*Exercise aim:*
Pull out every line below containing the word "kind".

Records
· · · · ·

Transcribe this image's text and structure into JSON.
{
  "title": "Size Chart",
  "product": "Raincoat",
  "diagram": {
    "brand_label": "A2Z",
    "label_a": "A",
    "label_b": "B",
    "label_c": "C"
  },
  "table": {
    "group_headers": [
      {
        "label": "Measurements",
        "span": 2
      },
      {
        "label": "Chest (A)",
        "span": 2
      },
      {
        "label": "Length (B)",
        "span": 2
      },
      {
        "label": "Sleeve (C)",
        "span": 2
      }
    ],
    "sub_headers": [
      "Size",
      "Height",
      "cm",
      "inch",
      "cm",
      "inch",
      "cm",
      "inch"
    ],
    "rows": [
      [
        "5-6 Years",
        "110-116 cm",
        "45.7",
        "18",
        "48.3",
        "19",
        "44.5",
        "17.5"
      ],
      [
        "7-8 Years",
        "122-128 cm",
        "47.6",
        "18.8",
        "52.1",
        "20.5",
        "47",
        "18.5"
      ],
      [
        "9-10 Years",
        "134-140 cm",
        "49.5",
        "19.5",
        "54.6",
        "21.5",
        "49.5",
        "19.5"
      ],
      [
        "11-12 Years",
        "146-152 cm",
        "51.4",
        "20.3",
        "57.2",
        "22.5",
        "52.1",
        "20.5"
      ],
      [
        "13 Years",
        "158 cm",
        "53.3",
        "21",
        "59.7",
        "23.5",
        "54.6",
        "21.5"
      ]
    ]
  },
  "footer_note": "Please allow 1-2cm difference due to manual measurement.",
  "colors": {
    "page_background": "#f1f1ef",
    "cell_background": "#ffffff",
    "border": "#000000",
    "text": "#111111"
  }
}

· · · · ·

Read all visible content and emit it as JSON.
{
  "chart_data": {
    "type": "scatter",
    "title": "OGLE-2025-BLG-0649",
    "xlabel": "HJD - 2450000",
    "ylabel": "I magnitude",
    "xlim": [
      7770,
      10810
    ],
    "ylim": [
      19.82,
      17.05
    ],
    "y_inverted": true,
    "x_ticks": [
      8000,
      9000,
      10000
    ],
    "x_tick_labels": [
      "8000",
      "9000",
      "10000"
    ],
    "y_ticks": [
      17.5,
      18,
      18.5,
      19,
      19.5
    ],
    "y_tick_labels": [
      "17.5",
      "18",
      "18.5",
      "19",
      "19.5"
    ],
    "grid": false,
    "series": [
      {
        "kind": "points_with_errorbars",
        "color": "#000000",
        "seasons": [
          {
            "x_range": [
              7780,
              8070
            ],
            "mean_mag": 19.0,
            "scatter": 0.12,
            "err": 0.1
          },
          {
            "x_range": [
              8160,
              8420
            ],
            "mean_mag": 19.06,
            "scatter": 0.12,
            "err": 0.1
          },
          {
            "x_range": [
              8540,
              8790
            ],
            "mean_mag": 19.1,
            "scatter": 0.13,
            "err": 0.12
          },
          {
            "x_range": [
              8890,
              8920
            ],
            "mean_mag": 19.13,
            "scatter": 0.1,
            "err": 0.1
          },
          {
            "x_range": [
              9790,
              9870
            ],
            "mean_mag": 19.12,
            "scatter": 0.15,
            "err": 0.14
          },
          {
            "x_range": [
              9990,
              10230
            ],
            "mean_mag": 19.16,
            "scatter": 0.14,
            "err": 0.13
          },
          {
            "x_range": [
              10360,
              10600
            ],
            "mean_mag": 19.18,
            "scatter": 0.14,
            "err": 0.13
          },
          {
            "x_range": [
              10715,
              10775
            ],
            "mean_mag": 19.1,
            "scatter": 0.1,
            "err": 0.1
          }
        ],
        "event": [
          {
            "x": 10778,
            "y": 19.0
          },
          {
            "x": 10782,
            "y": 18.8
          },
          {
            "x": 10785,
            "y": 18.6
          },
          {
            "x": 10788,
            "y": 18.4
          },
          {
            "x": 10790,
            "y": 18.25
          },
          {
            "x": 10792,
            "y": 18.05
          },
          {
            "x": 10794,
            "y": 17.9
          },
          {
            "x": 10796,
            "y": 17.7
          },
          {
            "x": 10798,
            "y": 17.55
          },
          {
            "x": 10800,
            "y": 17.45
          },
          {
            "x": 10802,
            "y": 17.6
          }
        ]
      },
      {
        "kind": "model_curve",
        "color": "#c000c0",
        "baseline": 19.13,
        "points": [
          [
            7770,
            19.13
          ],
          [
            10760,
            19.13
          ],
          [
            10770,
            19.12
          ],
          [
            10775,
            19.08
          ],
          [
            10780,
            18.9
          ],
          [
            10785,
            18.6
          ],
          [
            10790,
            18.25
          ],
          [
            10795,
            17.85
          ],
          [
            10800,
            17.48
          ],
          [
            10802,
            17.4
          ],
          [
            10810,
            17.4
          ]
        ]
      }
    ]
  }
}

· · · · ·

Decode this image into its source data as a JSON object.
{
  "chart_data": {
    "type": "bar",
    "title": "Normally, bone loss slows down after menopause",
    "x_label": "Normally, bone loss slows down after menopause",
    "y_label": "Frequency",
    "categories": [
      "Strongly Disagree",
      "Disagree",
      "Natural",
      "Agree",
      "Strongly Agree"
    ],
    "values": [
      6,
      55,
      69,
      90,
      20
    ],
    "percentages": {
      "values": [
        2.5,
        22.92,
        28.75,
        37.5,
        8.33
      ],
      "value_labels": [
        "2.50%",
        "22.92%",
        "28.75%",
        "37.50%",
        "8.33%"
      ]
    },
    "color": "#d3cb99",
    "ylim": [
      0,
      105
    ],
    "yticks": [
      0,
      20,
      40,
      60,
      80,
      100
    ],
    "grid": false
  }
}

· · · · ·

*Worked answer:*
        "kind": "points_with_errorbars",
        "kind": "model_curve",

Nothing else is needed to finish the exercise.